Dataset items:
----
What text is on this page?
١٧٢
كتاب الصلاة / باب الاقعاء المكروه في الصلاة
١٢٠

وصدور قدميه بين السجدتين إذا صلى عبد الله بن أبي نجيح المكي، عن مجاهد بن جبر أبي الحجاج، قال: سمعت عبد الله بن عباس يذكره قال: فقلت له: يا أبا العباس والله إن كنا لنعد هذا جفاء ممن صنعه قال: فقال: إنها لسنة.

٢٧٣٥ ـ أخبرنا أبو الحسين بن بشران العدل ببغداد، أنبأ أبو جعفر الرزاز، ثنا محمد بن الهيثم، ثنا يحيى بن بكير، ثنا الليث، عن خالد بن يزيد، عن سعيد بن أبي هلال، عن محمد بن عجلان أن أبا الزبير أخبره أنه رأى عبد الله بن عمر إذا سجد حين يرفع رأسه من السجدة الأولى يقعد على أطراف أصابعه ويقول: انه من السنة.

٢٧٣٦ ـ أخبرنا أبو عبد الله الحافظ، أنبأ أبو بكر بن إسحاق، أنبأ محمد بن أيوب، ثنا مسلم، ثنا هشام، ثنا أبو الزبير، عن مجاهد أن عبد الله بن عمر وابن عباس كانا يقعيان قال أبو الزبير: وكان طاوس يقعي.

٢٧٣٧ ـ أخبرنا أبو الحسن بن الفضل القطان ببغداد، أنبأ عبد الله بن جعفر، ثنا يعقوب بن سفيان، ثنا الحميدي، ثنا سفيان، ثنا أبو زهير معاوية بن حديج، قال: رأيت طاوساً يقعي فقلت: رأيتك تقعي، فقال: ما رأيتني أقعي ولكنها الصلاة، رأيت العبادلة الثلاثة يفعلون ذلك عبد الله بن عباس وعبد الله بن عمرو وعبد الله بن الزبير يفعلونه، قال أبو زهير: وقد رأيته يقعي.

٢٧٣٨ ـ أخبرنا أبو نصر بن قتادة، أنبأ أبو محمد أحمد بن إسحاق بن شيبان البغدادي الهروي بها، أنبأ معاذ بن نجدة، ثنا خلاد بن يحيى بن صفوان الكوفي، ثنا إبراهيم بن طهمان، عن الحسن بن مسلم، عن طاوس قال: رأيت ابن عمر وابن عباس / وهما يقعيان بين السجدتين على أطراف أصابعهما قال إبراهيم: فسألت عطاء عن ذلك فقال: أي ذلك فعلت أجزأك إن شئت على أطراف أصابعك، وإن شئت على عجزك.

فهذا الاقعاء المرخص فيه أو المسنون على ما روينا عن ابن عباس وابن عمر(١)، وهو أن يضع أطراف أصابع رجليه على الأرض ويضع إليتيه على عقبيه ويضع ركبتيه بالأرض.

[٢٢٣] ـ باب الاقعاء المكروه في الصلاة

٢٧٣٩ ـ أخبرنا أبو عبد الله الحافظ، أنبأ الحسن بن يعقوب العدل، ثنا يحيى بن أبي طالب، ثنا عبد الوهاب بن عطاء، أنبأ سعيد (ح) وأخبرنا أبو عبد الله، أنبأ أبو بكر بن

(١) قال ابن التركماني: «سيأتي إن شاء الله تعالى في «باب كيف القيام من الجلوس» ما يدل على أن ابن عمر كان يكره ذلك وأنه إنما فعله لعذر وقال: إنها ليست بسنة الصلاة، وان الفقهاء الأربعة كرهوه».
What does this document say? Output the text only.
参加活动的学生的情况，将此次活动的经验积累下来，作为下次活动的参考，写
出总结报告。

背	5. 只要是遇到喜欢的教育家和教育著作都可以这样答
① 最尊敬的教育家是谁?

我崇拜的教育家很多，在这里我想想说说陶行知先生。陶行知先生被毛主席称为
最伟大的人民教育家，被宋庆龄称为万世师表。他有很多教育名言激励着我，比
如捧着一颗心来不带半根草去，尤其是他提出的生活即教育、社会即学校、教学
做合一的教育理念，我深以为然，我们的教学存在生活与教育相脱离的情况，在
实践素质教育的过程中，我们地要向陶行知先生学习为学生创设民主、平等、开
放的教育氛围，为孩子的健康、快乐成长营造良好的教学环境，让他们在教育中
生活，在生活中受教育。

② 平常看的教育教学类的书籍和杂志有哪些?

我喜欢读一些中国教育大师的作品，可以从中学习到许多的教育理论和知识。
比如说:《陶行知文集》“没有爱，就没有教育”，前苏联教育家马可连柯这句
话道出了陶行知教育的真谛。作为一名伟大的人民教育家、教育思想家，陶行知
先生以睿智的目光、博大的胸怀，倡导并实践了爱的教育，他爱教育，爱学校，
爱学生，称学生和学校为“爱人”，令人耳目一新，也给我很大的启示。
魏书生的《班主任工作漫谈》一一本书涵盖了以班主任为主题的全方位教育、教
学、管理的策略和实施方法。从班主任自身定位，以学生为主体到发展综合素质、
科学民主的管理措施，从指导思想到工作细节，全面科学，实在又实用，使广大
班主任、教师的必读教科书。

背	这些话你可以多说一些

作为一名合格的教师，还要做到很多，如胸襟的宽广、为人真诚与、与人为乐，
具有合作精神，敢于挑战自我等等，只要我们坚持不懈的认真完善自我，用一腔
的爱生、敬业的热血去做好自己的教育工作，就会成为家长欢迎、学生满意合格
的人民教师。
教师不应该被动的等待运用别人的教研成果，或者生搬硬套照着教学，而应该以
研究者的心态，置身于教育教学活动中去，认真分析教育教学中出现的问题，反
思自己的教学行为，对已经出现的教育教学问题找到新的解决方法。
----
*Work instructions:*
Output the records above in their entirety, exactly.

*Written response:*
What text is on this page?
١٧٢
كتاب الصلاة / باب الاقعاء المكروه في الصلاة
١٢٠

وصدور قدميه بين السجدتين إذا صلى عبد الله بن أبي نجيح المكي، عن مجاهد بن جبر أبي الحجاج، قال: سمعت عبد الله بن عباس يذكره قال: فقلت له: يا أبا العباس والله إن كنا لنعد هذا جفاء ممن صنعه قال: فقال: إنها لسنة.

٢٧٣٥ ـ أخبرنا أبو الحسين بن بشران العدل ببغداد، أنبأ أبو جعفر الرزاز، ثنا محمد بن الهيثم، ثنا يحيى بن بكير، ثنا الليث، عن خالد بن يزيد، عن سعيد بن أبي هلال، عن محمد بن عجلان أن أبا الزبير أخبره أنه رأى عبد الله بن عمر إذا سجد حين يرفع رأسه من السجدة الأولى يقعد على أطراف أصابعه ويقول: انه من السنة.

٢٧٣٦ ـ أخبرنا أبو عبد الله الحافظ، أنبأ أبو بكر بن إسحاق، أنبأ محمد بن أيوب، ثنا مسلم، ثنا هشام، ثنا أبو الزبير، عن مجاهد أن عبد الله بن عمر وابن عباس كانا يقعيان قال أبو الزبير: وكان طاوس يقعي.

٢٧٣٧ ـ أخبرنا أبو الحسن بن الفضل القطان ببغداد، أنبأ عبد الله بن جعفر، ثنا يعقوب بن سفيان، ثنا الحميدي، ثنا سفيان، ثنا أبو زهير معاوية بن حديج، قال: رأيت طاوساً يقعي فقلت: رأيتك تقعي، فقال: ما رأيتني أقعي ولكنها الصلاة، رأيت العبادلة الثلاثة يفعلون ذلك عبد الله بن عباس وعبد الله بن عمرو وعبد الله بن الزبير يفعلونه، قال أبو زهير: وقد رأيته يقعي.

٢٧٣٨ ـ أخبرنا أبو نصر بن قتادة، أنبأ أبو محمد أحمد بن إسحاق بن شيبان البغدادي الهروي بها، أنبأ معاذ بن نجدة، ثنا خلاد بن يحيى بن صفوان الكوفي، ثنا إبراهيم بن طهمان، عن الحسن بن مسلم، عن طاوس قال: رأيت ابن عمر وابن عباس / وهما يقعيان بين السجدتين على أطراف أصابعهما قال إبراهيم: فسألت عطاء عن ذلك فقال: أي ذلك فعلت أجزأك إن شئت على أطراف أصابعك، وإن شئت على عجزك.

فهذا الاقعاء المرخص فيه أو المسنون على ما روينا عن ابن عباس وابن عمر(١)، وهو أن يضع أطراف أصابع رجليه على الأرض ويضع إليتيه على عقبيه ويضع ركبتيه بالأرض.

[٢٢٣] ـ باب الاقعاء المكروه في الصلاة

٢٧٣٩ ـ أخبرنا أبو عبد الله الحافظ، أنبأ الحسن بن يعقوب العدل، ثنا يحيى بن أبي طالب، ثنا عبد الوهاب بن عطاء، أنبأ سعيد (ح) وأخبرنا أبو عبد الله، أنبأ أبو بكر بن

(١) قال ابن التركماني: «سيأتي إن شاء الله تعالى في «باب كيف القيام من الجلوس» ما يدل على أن ابن عمر كان يكره ذلك وأنه إنما فعله لعذر وقال: إنها ليست بسنة الصلاة، وان الفقهاء الأربعة كرهوه».
What does this document say? Output the text only.
参加活动的学生的情况，将此次活动的经验积累下来，作为下次活动的参考，写
出总结报告。

背	5. 只要是遇到喜欢的教育家和教育著作都可以这样答
① 最尊敬的教育家是谁?

我崇拜的教育家很多，在这里我想想说说陶行知先生。陶行知先生被毛主席称为
最伟大的人民教育家，被宋庆龄称为万世师表。他有很多教育名言激励着我，比
如捧着一颗心来不带半根草去，尤其是他提出的生活即教育、社会即学校、教学
做合一的教育理念，我深以为然，我们的教学存在生活与教育相脱离的情况，在
实践素质教育的过程中，我们地要向陶行知先生学习为学生创设民主、平等、开
放的教育氛围，为孩子的健康、快乐成长营造良好的教学环境，让他们在教育中
生活，在生活中受教育。

② 平常看的教育教学类的书籍和杂志有哪些?

我喜欢读一些中国教育大师的作品，可以从中学习到许多的教育理论和知识。
比如说:《陶行知文集》“没有爱，就没有教育”，前苏联教育家马可连柯这句
话道出了陶行知教育的真谛。作为一名伟大的人民教育家、教育思想家，陶行知
先生以睿智的目光、博大的胸怀，倡导并实践了爱的教育，他爱教育，爱学校，
爱学生，称学生和学校为“爱人”，令人耳目一新，也给我很大的启示。
魏书生的《班主任工作漫谈》一一本书涵盖了以班主任为主题的全方位教育、教
学、管理的策略和实施方法。从班主任自身定位，以学生为主体到发展综合素质、
科学民主的管理措施，从指导思想到工作细节，全面科学，实在又实用，使广大
班主任、教师的必读教科书。

背	这些话你可以多说一些

作为一名合格的教师，还要做到很多，如胸襟的宽广、为人真诚与、与人为乐，
具有合作精神，敢于挑战自我等等，只要我们坚持不懈的认真完善自我，用一腔
的爱生、敬业的热血去做好自己的教育工作，就会成为家长欢迎、学生满意合格
的人民教师。
教师不应该被动的等待运用别人的教研成果，或者生搬硬套照着教学，而应该以
研究者的心态，置身于教育教学活动中去，认真分析教育教学中出现的问题，反
思自己的教学行为，对已经出现的教育教学问题找到新的解决方法。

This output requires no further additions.